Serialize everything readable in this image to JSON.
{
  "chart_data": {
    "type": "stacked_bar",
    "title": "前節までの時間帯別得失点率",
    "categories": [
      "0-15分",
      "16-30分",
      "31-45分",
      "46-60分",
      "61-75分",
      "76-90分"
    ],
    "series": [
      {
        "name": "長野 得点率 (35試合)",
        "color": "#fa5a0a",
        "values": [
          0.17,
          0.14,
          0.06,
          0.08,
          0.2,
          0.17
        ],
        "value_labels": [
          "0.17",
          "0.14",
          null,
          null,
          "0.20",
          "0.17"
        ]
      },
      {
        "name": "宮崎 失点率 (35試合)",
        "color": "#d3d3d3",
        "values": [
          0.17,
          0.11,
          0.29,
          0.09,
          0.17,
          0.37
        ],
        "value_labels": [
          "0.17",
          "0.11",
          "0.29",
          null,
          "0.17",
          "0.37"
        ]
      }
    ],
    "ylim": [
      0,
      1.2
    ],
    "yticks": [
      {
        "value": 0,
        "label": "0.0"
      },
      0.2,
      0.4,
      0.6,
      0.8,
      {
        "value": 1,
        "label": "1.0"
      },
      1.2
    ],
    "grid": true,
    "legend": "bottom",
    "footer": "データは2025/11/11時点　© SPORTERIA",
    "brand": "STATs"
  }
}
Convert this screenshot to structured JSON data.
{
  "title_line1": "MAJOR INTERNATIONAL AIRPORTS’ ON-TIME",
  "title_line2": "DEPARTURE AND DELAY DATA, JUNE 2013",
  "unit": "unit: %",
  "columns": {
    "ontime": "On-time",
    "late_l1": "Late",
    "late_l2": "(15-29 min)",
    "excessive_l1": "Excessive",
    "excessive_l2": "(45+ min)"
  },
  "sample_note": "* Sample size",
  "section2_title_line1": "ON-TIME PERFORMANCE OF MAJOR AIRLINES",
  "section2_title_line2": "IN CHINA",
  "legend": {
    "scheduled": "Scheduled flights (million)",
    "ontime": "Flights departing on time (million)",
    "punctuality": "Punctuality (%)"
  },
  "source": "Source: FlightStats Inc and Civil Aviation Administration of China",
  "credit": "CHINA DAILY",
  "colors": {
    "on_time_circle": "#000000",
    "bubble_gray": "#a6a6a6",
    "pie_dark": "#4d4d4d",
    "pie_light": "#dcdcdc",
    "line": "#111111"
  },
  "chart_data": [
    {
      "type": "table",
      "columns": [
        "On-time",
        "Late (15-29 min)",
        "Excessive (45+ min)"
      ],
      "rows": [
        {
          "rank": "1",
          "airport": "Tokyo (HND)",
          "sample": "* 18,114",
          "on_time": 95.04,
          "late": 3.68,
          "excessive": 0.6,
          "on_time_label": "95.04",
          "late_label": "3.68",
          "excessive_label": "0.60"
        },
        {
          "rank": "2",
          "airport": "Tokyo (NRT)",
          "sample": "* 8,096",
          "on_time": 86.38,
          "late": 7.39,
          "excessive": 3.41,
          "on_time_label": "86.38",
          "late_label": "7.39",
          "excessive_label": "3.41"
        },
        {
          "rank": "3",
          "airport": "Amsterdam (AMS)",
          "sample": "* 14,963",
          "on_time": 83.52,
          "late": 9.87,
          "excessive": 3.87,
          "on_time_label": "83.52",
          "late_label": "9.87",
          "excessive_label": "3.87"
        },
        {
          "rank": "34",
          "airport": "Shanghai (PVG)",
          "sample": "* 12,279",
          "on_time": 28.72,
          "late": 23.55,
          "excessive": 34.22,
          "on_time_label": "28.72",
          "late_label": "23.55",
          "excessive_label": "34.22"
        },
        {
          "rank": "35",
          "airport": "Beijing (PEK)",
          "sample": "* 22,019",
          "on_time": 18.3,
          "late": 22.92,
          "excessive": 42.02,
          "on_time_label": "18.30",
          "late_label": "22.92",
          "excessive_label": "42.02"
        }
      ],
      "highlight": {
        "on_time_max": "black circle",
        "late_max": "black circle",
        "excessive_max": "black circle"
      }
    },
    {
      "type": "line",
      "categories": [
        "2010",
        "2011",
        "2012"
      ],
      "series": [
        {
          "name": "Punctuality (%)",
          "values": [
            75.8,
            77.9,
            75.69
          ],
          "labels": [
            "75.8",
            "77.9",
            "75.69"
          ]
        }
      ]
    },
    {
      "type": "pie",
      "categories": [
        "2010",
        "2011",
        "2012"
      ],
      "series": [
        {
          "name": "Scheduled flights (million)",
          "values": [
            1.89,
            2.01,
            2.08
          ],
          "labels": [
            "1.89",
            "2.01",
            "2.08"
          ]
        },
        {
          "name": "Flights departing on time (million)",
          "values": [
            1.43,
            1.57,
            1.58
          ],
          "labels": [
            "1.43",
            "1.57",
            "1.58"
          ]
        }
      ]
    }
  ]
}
---
Problem description: Every line holding "ontime" should be copied out.

Result:
    "ontime": "On-time",
    "ontime": "Flights departing on time (million)",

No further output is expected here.